Could you format each line of the entries below as one string in a JSON list, leaving out blank lines?

-- START OF Records for this exercise --

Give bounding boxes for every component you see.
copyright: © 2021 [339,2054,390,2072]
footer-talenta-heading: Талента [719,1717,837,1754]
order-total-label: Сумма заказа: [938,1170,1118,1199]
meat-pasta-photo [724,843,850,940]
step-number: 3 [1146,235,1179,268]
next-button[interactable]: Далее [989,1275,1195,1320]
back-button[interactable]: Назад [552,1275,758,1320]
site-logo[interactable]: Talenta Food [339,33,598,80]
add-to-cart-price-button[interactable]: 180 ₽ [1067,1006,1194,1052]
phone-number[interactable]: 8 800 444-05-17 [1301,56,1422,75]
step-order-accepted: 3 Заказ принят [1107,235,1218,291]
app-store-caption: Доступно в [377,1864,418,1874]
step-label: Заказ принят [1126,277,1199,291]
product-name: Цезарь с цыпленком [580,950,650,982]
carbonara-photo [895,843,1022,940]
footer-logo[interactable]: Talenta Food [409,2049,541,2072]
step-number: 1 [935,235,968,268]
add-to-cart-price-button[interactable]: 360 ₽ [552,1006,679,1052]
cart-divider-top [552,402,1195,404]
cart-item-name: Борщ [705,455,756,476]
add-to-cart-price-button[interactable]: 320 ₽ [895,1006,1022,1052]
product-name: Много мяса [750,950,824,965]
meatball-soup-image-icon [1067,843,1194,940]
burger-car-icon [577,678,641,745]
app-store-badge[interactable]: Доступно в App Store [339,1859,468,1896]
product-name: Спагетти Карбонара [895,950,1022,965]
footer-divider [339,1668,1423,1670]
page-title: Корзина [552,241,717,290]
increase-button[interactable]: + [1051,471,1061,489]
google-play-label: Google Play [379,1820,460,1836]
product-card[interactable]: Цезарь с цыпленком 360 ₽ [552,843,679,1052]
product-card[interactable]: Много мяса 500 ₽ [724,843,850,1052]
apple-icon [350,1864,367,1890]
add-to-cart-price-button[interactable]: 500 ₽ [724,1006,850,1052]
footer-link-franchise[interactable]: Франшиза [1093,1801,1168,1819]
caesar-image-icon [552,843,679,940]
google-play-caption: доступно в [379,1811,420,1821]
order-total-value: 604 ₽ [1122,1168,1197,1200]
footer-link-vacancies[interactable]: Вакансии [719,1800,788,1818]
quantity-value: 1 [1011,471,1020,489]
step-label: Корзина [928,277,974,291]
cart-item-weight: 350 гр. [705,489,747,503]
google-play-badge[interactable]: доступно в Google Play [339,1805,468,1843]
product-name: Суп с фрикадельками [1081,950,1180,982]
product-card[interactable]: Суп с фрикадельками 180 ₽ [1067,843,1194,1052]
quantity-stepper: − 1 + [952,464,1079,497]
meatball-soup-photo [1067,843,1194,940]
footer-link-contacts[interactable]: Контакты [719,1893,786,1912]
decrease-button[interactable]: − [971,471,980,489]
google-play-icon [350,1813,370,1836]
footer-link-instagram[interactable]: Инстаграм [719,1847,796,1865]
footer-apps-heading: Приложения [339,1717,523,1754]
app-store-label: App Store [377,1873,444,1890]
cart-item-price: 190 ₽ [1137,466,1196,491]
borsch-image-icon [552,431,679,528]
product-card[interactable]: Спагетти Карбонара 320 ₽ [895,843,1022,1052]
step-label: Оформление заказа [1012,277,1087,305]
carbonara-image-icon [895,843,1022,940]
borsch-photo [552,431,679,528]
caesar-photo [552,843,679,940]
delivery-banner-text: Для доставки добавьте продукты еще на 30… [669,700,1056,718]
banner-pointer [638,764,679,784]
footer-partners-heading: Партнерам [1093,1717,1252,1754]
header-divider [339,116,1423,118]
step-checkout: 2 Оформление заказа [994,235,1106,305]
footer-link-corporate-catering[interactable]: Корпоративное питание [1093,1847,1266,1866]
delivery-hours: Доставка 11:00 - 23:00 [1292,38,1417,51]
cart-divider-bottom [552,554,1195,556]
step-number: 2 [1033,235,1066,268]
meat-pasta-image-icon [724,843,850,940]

-- END OF Records for this exercise --

Full answer
[
  "Give bounding boxes for every component you see.",
  "copyright: © 2021 [339,2054,390,2072]",
  "footer-talenta-heading: Талента [719,1717,837,1754]",
  "order-total-label: Сумма заказа: [938,1170,1118,1199]",
  "meat-pasta-photo [724,843,850,940]",
  "step-number: 3 [1146,235,1179,268]",
  "next-button[interactable]: Далее [989,1275,1195,1320]",
  "back-button[interactable]: Назад [552,1275,758,1320]",
  "site-logo[interactable]: Talenta Food [339,33,598,80]",
  "add-to-cart-price-button[interactable]: 180 ₽ [1067,1006,1194,1052]",
  "phone-number[interactable]: 8 800 444-05-17 [1301,56,1422,75]",
  "step-order-accepted: 3 Заказ принят [1107,235,1218,291]",
  "app-store-caption: Доступно в [377,1864,418,1874]",
  "step-label: Заказ принят [1126,277,1199,291]",
  "product-name: Цезарь с цыпленком [580,950,650,982]",
  "carbonara-photo [895,843,1022,940]",
  "footer-logo[interactable]: Talenta Food [409,2049,541,2072]",
  "step-number: 1 [935,235,968,268]",
  "add-to-cart-price-button[interactable]: 360 ₽ [552,1006,679,1052]",
  "cart-divider-top [552,402,1195,404]",
  "cart-item-name: Борщ [705,455,756,476]",
  "add-to-cart-price-button[interactable]: 320 ₽ [895,1006,1022,1052]",
  "product-name: Много мяса [750,950,824,965]",
  "meatball-soup-image-icon [1067,843,1194,940]",
  "burger-car-icon [577,678,641,745]",
  "app-store-badge[interactable]: Доступно в App Store [339,1859,468,1896]",
  "product-name: Спагетти Карбонара [895,950,1022,965]",
  "footer-divider [339,1668,1423,1670]",
  "page-title: Корзина [552,241,717,290]",
  "increase-button[interactable]: + [1051,471,1061,489]",
  "google-play-label: Google Play [379,1820,460,1836]",
  "product-card[interactable]: Цезарь с цыпленком 360 ₽ [552,843,679,1052]",
  "product-card[interactable]: Много мяса 500 ₽ [724,843,850,1052]",
  "apple-icon [350,1864,367,1890]",
  "add-to-cart-price-button[interactable]: 500 ₽ [724,1006,850,1052]",
  "footer-link-franchise[interactable]: Франшиза [1093,1801,1168,1819]",
  "caesar-image-icon [552,843,679,940]",
  "google-play-caption: доступно в [379,1811,420,1821]",
  "order-total-value: 604 ₽ [1122,1168,1197,1200]",
  "footer-link-vacancies[interactable]: Вакансии [719,1800,788,1818]",
  "quantity-value: 1 [1011,471,1020,489]",
  "step-label: Корзина [928,277,974,291]",
  "cart-item-weight: 350 гр. [705,489,747,503]",
  "google-play-badge[interactable]: доступно в Google Play [339,1805,468,1843]",
  "product-name: Суп с фрикадельками [1081,950,1180,982]",
  "product-card[interactable]: Суп с фрикадельками 180 ₽ [1067,843,1194,1052]",
  "quantity-stepper: − 1 + [952,464,1079,497]",
  "meatball-soup-photo [1067,843,1194,940]",
  "footer-link-contacts[interactable]: Контакты [719,1893,786,1912]",
  "decrease-button[interactable]: − [971,471,980,489]",
  "google-play-icon [350,1813,370,1836]",
  "footer-link-instagram[interactable]: Инстаграм [719,1847,796,1865]",
  "footer-apps-heading: Приложения [339,1717,523,1754]",
  "app-store-label: App Store [377,1873,444,1890]",
  "cart-item-price: 190 ₽ [1137,466,1196,491]",
  "borsch-image-icon [552,431,679,528]",
  "product-card[interactable]: Спагетти Карбонара 320 ₽ [895,843,1022,1052]",
  "step-label: Оформление заказа [1012,277,1087,305]",
  "carbonara-image-icon [895,843,1022,940]",
  "borsch-photo [552,431,679,528]",
  "caesar-photo [552,843,679,940]",
  "delivery-banner-text: Для доставки добавьте продукты еще на 30… [669,700,1056,718]",
  "banner-pointer [638,764,679,784]",
  "footer-partners-heading: Партнерам [1093,1717,1252,1754]",
  "header-divider [339,116,1423,118]",
  "step-checkout: 2 Оформление заказа [994,235,1106,305]",
  "footer-link-corporate-catering[interactable]: Корпоративное питание [1093,1847,1266,1866]",
  "delivery-hours: Доставка 11:00 - 23:00 [1292,38,1417,51]",
  "cart-divider-bottom [552,554,1195,556]",
  "step-number: 2 [1033,235,1066,268]",
  "meat-pasta-image-icon [724,843,850,940]"
]